* START Records supplied *

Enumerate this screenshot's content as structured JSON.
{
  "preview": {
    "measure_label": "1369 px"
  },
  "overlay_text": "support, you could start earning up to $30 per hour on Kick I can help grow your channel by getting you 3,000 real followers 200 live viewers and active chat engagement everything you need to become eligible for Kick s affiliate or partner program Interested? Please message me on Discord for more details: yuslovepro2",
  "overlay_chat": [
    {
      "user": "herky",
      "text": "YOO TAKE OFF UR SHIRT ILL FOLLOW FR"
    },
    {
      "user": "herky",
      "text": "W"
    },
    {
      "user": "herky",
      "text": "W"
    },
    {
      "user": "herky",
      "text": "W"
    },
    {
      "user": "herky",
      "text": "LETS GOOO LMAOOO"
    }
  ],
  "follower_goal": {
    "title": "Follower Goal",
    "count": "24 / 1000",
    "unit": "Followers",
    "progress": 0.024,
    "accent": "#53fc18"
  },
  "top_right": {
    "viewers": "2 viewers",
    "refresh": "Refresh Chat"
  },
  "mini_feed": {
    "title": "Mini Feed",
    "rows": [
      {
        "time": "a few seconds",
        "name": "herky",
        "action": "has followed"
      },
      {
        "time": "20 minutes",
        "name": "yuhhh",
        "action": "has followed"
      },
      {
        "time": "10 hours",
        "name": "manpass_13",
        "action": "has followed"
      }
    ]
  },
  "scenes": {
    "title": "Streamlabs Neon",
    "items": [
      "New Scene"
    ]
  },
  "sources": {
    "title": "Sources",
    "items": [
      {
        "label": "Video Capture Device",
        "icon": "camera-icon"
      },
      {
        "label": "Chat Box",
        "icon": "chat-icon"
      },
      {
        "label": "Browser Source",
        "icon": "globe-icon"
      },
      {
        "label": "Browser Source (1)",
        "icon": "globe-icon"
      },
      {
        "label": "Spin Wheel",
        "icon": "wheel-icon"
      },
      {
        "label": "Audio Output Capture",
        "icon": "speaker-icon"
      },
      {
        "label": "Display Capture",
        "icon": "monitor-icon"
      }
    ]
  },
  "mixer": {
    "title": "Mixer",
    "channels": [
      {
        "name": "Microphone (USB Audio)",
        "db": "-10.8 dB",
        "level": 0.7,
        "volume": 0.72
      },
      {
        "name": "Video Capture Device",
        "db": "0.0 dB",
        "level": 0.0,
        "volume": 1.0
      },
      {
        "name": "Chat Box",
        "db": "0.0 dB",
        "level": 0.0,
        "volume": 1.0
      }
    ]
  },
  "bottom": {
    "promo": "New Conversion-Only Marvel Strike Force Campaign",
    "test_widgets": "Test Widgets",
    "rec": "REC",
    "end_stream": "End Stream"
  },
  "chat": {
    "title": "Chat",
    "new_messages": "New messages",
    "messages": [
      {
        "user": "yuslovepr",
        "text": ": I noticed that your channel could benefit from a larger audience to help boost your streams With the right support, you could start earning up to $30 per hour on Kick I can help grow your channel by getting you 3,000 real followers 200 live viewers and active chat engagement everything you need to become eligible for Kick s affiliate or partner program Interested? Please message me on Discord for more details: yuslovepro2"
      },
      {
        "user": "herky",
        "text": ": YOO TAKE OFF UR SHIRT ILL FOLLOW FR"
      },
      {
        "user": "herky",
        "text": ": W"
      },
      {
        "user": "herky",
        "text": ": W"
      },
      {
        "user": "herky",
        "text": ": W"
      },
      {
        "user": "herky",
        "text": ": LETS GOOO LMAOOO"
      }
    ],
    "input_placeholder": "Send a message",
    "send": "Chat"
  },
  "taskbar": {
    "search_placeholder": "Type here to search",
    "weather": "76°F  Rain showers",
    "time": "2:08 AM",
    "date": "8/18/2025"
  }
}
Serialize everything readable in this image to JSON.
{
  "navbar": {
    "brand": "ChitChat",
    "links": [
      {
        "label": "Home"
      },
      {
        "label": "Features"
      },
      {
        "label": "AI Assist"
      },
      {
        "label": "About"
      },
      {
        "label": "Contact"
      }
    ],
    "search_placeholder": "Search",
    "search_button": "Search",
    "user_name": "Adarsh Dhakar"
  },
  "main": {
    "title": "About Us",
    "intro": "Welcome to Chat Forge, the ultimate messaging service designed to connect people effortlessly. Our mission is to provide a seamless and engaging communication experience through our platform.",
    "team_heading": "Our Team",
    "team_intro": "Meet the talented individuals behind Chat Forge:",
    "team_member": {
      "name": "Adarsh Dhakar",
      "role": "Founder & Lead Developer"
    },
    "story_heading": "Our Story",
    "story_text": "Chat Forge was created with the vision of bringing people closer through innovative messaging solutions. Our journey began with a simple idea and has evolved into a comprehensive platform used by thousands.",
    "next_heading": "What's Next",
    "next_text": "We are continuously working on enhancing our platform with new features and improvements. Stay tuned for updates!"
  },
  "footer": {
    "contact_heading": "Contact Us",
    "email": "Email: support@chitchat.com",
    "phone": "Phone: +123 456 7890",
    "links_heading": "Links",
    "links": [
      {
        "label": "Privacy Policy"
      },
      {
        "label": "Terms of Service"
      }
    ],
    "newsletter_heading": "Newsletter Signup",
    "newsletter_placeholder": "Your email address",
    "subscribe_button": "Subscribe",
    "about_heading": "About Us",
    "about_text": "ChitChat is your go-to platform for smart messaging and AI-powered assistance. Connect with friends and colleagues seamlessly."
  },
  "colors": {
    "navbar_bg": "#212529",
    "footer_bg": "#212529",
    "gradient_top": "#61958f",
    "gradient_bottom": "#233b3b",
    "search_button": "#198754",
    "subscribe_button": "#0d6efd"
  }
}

* END Records supplied *

Exercise aim:
Retype all the records, matching them exactly.

Task result:
Enumerate this screenshot's content as structured JSON.
{
  "preview": {
    "measure_label": "1369 px"
  },
  "overlay_text": "support, you could start earning up to $30 per hour on Kick I can help grow your channel by getting you 3,000 real followers 200 live viewers and active chat engagement everything you need to become eligible for Kick s affiliate or partner program Interested? Please message me on Discord for more details: yuslovepro2",
  "overlay_chat": [
    {
      "user": "herky",
      "text": "YOO TAKE OFF UR SHIRT ILL FOLLOW FR"
    },
    {
      "user": "herky",
      "text": "W"
    },
    {
      "user": "herky",
      "text": "W"
    },
    {
      "user": "herky",
      "text": "W"
    },
    {
      "user": "herky",
      "text": "LETS GOOO LMAOOO"
    }
  ],
  "follower_goal": {
    "title": "Follower Goal",
    "count": "24 / 1000",
    "unit": "Followers",
    "progress": 0.024,
    "accent": "#53fc18"
  },
  "top_right": {
    "viewers": "2 viewers",
    "refresh": "Refresh Chat"
  },
  "mini_feed": {
    "title": "Mini Feed",
    "rows": [
      {
        "time": "a few seconds",
        "name": "herky",
        "action": "has followed"
      },
      {
        "time": "20 minutes",
        "name": "yuhhh",
        "action": "has followed"
      },
      {
        "time": "10 hours",
        "name": "manpass_13",
        "action": "has followed"
      }
    ]
  },
  "scenes": {
    "title": "Streamlabs Neon",
    "items": [
      "New Scene"
    ]
  },
  "sources": {
    "title": "Sources",
    "items": [
      {
        "label": "Video Capture Device",
        "icon": "camera-icon"
      },
      {
        "label": "Chat Box",
        "icon": "chat-icon"
      },
      {
        "label": "Browser Source",
        "icon": "globe-icon"
      },
      {
        "label": "Browser Source (1)",
        "icon": "globe-icon"
      },
      {
        "label": "Spin Wheel",
        "icon": "wheel-icon"
      },
      {
        "label": "Audio Output Capture",
        "icon": "speaker-icon"
      },
      {
        "label": "Display Capture",
        "icon": "monitor-icon"
      }
    ]
  },
  "mixer": {
    "title": "Mixer",
    "channels": [
      {
        "name": "Microphone (USB Audio)",
        "db": "-10.8 dB",
        "level": 0.7,
        "volume": 0.72
      },
      {
        "name": "Video Capture Device",
        "db": "0.0 dB",
        "level": 0.0,
        "volume": 1.0
      },
      {
        "name": "Chat Box",
        "db": "0.0 dB",
        "level": 0.0,
        "volume": 1.0
      }
    ]
  },
  "bottom": {
    "promo": "New Conversion-Only Marvel Strike Force Campaign",
    "test_widgets": "Test Widgets",
    "rec": "REC",
    "end_stream": "End Stream"
  },
  "chat": {
    "title": "Chat",
    "new_messages": "New messages",
    "messages": [
      {
        "user": "yuslovepr",
        "text": ": I noticed that your channel could benefit from a larger audience to help boost your streams With the right support, you could start earning up to $30 per hour on Kick I can help grow your channel by getting you 3,000 real followers 200 live viewers and active chat engagement everything you need to become eligible for Kick s affiliate or partner program Interested? Please message me on Discord for more details: yuslovepro2"
      },
      {
        "user": "herky",
        "text": ": YOO TAKE OFF UR SHIRT ILL FOLLOW FR"
      },
      {
        "user": "herky",
        "text": ": W"
      },
      {
        "user": "herky",
        "text": ": W"
      },
      {
        "user": "herky",
        "text": ": W"
      },
      {
        "user": "herky",
        "text": ": LETS GOOO LMAOOO"
      }
    ],
    "input_placeholder": "Send a message",
    "send": "Chat"
  },
  "taskbar": {
    "search_placeholder": "Type here to search",
    "weather": "76°F  Rain showers",
    "time": "2:08 AM",
    "date": "8/18/2025"
  }
}
Serialize everything readable in this image to JSON.
{
  "navbar": {
    "brand": "ChitChat",
    "links": [
      {
        "label": "Home"
      },
      {
        "label": "Features"
      },
      {
        "label": "AI Assist"
      },
      {
        "label": "About"
      },
      {
        "label": "Contact"
      }
    ],
    "search_placeholder": "Search",
    "search_button": "Search",
    "user_name": "Adarsh Dhakar"
  },
  "main": {
    "title": "About Us",
    "intro": "Welcome to Chat Forge, the ultimate messaging service designed to connect people effortlessly. Our mission is to provide a seamless and engaging communication experience through our platform.",
    "team_heading": "Our Team",
    "team_intro": "Meet the talented individuals behind Chat Forge:",
    "team_member": {
      "name": "Adarsh Dhakar",
      "role": "Founder & Lead Developer"
    },
    "story_heading": "Our Story",
    "story_text": "Chat Forge was created with the vision of bringing people closer through innovative messaging solutions. Our journey began with a simple idea and has evolved into a comprehensive platform used by thousands.",
    "next_heading": "What's Next",
    "next_text": "We are continuously working on enhancing our platform with new features and improvements. Stay tuned for updates!"
  },
  "footer": {
    "contact_heading": "Contact Us",
    "email": "Email: support@chitchat.com",
    "phone": "Phone: +123 456 7890",
    "links_heading": "Links",
    "links": [
      {
        "label": "Privacy Policy"
      },
      {
        "label": "Terms of Service"
      }
    ],
    "newsletter_heading": "Newsletter Signup",
    "newsletter_placeholder": "Your email address",
    "subscribe_button": "Subscribe",
    "about_heading": "About Us",
    "about_text": "ChitChat is your go-to platform for smart messaging and AI-powered assistance. Connect with friends and colleagues seamlessly."
  },
  "colors": {
    "navbar_bg": "#212529",
    "footer_bg": "#212529",
    "gradient_top": "#61958f",
    "gradient_bottom": "#233b3b",
    "search_button": "#198754",
    "subscribe_button": "#0d6efd"
  }
}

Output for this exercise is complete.